Copy the lines of the material below word for word, beginning at the line containing "force-tick-label: 0 xyxy=(426,22,433,36)" and ending with the line containing "grid-line xyxy=(59,10,171,52)", both included.

## start DATASET ROWS

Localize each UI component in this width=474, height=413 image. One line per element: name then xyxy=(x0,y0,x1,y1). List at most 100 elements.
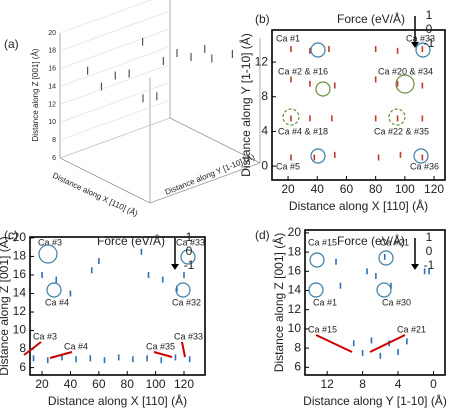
force-tick-label: 0 xyxy=(426,22,433,36)
atom-label: Ca #36 xyxy=(410,161,439,171)
plot-frame xyxy=(29,236,206,376)
force-label: Force (eV/Å) xyxy=(97,233,165,248)
atom-label: Ca #33 xyxy=(174,331,203,341)
highlight-circle xyxy=(378,250,394,266)
x-tick-label: 12 xyxy=(320,377,334,391)
grid-line xyxy=(59,28,171,69)
y-tick-label: 12 xyxy=(288,302,302,316)
highlight-circle xyxy=(388,108,406,126)
x-tick-label: 20 xyxy=(35,377,49,391)
x-tick-label: 40 xyxy=(64,377,78,391)
grid-line xyxy=(59,10,171,52)
force-tick-label: 0 xyxy=(426,244,433,258)
highlight-circle xyxy=(310,42,326,58)
atom-label: Ca #30 xyxy=(382,297,411,307)
z-tick-label: 10 xyxy=(48,119,56,126)
z-tick-label: 18 xyxy=(48,48,56,55)
grid-line xyxy=(59,99,171,141)
atom-label: Ca #15 xyxy=(308,324,337,334)
pointer-arrow xyxy=(23,341,42,356)
y-tick-label: 10 xyxy=(13,323,27,337)
highlight-circle xyxy=(38,244,58,264)
atom-label: Ca #32 xyxy=(172,297,201,307)
box-edge xyxy=(169,117,261,164)
force-tick-label: -1 xyxy=(424,36,435,50)
y-tick-label: 0 xyxy=(261,158,268,172)
x-tick-label: 60 xyxy=(92,377,106,391)
y-axis-label: Distance along Y [1-10] (Å) xyxy=(238,33,253,177)
z-tick-label: 14 xyxy=(48,83,56,90)
pointer-arrow xyxy=(181,341,186,358)
highlight-circle xyxy=(309,252,325,268)
force-scale-head xyxy=(411,42,419,48)
x-tick-label: 120 xyxy=(174,377,194,391)
panel-label: (a) xyxy=(4,37,19,51)
z-tick-label: 20 xyxy=(48,30,56,37)
atom-label: Ca #2 & #16 xyxy=(278,66,328,76)
atom-label: Ca #15 xyxy=(308,237,337,247)
atom-label: Ca #3 xyxy=(33,331,57,341)
force-tick-label: 1 xyxy=(426,8,433,22)
x-axis-label: Distance along X [110] (Å) xyxy=(48,393,187,408)
highlight-circle xyxy=(310,148,326,164)
pointer-arrow xyxy=(153,351,173,358)
z-tick-label: 8 xyxy=(52,137,56,144)
highlight-circle xyxy=(180,249,196,265)
pointer-arrow xyxy=(49,351,73,359)
box-edge xyxy=(149,162,261,204)
z-tick-label: 12 xyxy=(48,101,56,108)
force-tick-label: 1 xyxy=(186,230,193,244)
atom-label: Ca #22 & #35 xyxy=(374,126,429,136)
x-tick-label: 8 xyxy=(359,377,366,391)
highlight-circle xyxy=(315,81,331,97)
atom-label: Ca #21 xyxy=(397,324,426,334)
y-tick-label: 18 xyxy=(13,249,27,263)
y-tick-label: 4 xyxy=(261,124,268,138)
x-tick-label: 0 xyxy=(430,377,437,391)
force-label: Force (eV/Å) xyxy=(337,233,405,248)
grid-line xyxy=(59,0,152,34)
force-tick-label: 0 xyxy=(186,244,193,258)
y-tick-label: 16 xyxy=(13,267,27,281)
y-axis-label: Distance along Z [001] (Å) xyxy=(271,233,286,372)
panel-label: (d) xyxy=(255,228,270,242)
atom-label: Ca #4 xyxy=(64,341,88,351)
x-tick-label: 40 xyxy=(311,182,325,196)
pointer-arrow xyxy=(369,334,406,353)
y-tick-label: 20 xyxy=(288,225,302,239)
highlight-circle xyxy=(175,282,191,298)
highlight-circle xyxy=(413,148,429,164)
y-tick-label: 12 xyxy=(255,54,269,68)
z-axis-label: Distance along Z [001] (Å) xyxy=(31,48,40,141)
atom-label: Ca #21 xyxy=(380,237,409,247)
atom-label: Ca #5 xyxy=(276,161,300,171)
atom-label: Ca #1 xyxy=(313,297,337,307)
atom-label: Ca #4 xyxy=(45,297,69,307)
highlight-circle xyxy=(46,282,62,298)
y-tick-label: 8 xyxy=(19,341,26,355)
force-label: Force (eV/Å) xyxy=(337,11,405,26)
atom-label: Ca #33 xyxy=(176,237,205,247)
highlight-circle xyxy=(376,282,392,298)
highlight-circle xyxy=(395,74,415,94)
x-tick-label: 120 xyxy=(424,182,444,196)
y-tick-label: 20 xyxy=(13,230,27,244)
y-tick-label: 8 xyxy=(294,340,301,354)
highlight-circle xyxy=(282,108,300,126)
force-scale-head xyxy=(171,264,179,270)
atom-label: Ca #35 xyxy=(146,341,175,351)
x-tick-label: 20 xyxy=(281,182,295,196)
x-tick-label: 60 xyxy=(340,182,354,196)
grid-line xyxy=(59,64,171,105)
atom-label: Ca #3 xyxy=(38,237,62,247)
x-tick-label: 100 xyxy=(146,377,166,391)
plot-frame xyxy=(304,229,446,376)
x-axis-label: Distance along X [110] (Å) xyxy=(289,198,428,213)
pointer-arrow xyxy=(315,334,353,353)
highlight-circle xyxy=(415,42,431,58)
y-tick-label: 14 xyxy=(288,283,302,297)
y-tick-label: 6 xyxy=(19,360,26,374)
y-tick-label: 6 xyxy=(294,359,301,373)
y-tick-label: 10 xyxy=(288,321,302,335)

## end DATASET ROWS

■ RESULT FOR THIS TASK
force-tick-label: 0 xyxy=(426,22,433,36)
atom-label: Ca #36 xyxy=(410,161,439,171)
plot-frame xyxy=(29,236,206,376)
force-label: Force (eV/Å) xyxy=(97,233,165,248)
atom-label: Ca #33 xyxy=(174,331,203,341)
highlight-circle xyxy=(378,250,394,266)
x-tick-label: 12 xyxy=(320,377,334,391)
grid-line xyxy=(59,28,171,69)
y-tick-label: 12 xyxy=(288,302,302,316)
highlight-circle xyxy=(388,108,406,126)
x-tick-label: 20 xyxy=(35,377,49,391)
x-tick-label: 40 xyxy=(64,377,78,391)
grid-line xyxy=(59,10,171,52)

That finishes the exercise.